> _Problem requirements_: From the entries below, extract every line that includes the word "parallel".

> _Records provided_:
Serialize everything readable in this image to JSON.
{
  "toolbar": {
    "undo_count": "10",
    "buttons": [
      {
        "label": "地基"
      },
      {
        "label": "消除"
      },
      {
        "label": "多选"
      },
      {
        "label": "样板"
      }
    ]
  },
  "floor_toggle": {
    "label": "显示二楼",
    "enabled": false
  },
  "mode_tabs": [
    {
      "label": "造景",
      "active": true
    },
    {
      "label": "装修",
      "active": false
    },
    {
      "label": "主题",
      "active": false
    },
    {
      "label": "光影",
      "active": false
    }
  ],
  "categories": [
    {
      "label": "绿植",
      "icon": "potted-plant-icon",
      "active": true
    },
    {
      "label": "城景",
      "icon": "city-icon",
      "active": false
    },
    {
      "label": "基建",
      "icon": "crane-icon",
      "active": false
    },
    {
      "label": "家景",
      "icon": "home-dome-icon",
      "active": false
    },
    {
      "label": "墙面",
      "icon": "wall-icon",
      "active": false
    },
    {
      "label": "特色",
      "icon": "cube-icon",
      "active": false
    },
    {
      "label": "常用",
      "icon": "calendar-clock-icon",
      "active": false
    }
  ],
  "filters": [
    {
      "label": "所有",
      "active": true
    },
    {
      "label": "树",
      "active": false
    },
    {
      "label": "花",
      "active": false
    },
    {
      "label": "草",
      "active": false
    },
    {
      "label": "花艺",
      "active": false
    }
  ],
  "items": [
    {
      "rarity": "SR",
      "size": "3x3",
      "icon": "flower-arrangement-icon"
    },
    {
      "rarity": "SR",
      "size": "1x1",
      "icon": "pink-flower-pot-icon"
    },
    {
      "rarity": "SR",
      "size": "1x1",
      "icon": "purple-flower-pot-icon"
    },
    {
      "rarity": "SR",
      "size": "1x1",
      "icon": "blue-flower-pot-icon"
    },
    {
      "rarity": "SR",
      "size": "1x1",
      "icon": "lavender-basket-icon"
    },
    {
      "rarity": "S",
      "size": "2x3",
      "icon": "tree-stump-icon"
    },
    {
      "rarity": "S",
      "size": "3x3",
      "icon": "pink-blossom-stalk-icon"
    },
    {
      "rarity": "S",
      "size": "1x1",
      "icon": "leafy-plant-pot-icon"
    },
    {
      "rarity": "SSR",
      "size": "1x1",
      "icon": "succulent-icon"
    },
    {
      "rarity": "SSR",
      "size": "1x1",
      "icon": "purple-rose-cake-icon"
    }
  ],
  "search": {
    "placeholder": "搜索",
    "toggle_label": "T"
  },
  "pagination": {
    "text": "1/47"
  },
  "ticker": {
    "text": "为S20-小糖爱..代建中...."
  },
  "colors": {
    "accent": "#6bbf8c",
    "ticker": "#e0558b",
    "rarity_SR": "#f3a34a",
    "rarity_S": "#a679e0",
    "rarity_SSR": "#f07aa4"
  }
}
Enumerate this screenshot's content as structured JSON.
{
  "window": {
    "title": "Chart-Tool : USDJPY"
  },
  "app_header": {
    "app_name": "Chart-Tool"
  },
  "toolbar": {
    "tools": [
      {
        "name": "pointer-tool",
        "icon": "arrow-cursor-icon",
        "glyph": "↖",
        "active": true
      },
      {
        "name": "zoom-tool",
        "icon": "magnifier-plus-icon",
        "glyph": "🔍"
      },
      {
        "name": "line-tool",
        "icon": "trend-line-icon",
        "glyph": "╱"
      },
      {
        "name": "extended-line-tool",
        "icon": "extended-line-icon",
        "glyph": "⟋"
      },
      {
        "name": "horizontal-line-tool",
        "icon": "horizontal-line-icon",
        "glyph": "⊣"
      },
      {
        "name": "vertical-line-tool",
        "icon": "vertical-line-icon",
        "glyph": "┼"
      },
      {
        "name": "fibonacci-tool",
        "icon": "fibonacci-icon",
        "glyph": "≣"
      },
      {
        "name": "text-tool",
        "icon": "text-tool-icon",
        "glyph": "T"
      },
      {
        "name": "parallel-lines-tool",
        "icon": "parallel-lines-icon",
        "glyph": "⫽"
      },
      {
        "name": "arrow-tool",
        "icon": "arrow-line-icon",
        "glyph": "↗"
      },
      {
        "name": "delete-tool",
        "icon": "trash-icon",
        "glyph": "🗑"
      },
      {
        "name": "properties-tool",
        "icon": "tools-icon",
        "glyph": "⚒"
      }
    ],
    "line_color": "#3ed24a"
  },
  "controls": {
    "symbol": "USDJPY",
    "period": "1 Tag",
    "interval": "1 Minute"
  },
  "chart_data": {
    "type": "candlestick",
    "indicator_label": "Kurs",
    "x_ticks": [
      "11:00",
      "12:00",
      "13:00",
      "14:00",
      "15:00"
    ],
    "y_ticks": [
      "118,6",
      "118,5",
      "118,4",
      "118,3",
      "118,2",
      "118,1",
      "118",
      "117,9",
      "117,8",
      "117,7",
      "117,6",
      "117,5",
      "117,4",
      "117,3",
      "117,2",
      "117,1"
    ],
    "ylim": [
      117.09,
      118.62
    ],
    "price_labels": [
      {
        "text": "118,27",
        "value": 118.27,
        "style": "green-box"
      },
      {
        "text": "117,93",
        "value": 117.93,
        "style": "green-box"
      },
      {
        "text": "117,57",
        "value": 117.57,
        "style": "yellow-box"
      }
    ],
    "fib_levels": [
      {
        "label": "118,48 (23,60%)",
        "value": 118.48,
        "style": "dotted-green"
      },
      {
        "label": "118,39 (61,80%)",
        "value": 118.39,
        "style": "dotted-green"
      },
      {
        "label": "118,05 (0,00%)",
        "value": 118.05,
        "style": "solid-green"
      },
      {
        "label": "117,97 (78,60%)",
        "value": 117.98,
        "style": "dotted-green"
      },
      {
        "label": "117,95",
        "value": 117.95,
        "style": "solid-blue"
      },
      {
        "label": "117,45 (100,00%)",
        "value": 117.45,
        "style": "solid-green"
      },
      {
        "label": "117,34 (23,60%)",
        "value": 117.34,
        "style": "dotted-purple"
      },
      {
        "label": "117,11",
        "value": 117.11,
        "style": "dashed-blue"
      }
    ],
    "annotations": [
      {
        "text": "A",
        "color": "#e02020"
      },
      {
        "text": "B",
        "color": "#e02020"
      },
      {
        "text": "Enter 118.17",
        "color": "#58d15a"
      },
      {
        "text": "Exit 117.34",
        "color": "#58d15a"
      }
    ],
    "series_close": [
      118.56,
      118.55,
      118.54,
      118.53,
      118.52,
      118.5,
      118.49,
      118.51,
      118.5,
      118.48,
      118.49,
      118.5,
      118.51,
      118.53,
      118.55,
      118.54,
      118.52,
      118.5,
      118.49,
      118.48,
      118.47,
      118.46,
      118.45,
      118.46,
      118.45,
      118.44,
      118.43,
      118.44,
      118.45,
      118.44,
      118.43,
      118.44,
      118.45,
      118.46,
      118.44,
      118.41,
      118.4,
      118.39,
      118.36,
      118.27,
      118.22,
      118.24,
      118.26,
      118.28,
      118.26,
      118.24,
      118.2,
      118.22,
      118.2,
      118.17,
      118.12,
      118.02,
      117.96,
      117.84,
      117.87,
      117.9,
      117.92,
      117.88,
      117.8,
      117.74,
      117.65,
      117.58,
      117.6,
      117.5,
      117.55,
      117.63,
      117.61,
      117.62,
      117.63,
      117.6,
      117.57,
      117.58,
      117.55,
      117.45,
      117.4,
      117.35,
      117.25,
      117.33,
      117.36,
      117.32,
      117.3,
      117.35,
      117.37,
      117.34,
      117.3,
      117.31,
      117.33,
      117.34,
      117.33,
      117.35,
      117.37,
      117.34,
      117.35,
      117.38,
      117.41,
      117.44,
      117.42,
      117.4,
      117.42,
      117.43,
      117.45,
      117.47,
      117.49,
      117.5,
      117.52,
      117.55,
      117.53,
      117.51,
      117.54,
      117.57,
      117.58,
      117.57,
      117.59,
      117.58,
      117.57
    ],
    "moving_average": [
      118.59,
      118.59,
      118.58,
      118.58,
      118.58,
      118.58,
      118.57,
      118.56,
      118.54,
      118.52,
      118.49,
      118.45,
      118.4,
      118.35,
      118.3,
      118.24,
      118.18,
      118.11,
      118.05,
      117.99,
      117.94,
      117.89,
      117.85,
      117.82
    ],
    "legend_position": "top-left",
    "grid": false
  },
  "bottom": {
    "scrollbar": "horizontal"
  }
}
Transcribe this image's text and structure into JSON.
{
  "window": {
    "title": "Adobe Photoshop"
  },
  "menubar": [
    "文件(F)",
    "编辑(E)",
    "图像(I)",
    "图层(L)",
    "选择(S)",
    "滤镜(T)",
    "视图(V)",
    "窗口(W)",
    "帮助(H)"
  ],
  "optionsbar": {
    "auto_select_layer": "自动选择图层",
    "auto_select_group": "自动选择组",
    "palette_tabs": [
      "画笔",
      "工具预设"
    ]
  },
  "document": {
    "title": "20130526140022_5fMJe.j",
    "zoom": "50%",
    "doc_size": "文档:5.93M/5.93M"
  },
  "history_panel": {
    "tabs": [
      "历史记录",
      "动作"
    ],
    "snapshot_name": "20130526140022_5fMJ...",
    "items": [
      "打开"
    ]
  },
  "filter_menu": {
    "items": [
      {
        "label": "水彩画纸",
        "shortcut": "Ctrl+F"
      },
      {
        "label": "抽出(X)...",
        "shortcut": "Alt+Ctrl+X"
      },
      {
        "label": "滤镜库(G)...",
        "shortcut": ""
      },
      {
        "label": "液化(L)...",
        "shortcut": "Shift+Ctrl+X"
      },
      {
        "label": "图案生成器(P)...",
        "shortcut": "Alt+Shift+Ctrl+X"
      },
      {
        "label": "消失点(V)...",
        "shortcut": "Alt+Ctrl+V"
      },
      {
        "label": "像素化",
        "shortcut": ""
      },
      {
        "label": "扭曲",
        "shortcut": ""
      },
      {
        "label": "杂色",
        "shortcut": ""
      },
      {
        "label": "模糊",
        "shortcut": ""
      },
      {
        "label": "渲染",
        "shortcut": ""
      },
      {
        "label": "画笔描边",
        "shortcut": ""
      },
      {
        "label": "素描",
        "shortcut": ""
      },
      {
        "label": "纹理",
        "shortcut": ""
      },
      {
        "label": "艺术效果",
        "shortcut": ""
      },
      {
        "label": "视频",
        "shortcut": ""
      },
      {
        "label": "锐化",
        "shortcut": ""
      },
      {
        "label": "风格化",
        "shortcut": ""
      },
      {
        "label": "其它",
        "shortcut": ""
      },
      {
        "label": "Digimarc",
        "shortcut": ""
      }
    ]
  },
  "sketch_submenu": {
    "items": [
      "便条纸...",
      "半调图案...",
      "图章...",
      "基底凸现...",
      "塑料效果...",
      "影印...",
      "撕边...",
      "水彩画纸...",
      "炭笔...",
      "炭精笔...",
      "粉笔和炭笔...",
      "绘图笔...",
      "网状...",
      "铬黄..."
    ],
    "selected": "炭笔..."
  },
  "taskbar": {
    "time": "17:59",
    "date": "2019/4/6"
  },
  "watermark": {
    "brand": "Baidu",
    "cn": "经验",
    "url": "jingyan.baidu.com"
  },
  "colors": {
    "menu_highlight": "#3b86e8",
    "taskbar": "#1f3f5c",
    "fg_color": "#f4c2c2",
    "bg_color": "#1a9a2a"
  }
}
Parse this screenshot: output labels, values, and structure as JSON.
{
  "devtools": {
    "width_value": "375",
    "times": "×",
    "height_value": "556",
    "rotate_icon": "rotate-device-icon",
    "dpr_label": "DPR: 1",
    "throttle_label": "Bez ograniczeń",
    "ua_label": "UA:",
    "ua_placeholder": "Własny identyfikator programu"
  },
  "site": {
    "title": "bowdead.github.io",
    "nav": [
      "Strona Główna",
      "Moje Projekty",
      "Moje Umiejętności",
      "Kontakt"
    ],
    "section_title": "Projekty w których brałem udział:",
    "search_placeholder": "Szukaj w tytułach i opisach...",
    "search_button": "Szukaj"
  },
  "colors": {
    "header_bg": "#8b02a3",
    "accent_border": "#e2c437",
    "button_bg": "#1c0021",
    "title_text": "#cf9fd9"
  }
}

> _Result below_:
        "name": "parallel-lines-tool",
        "icon": "parallel-lines-icon",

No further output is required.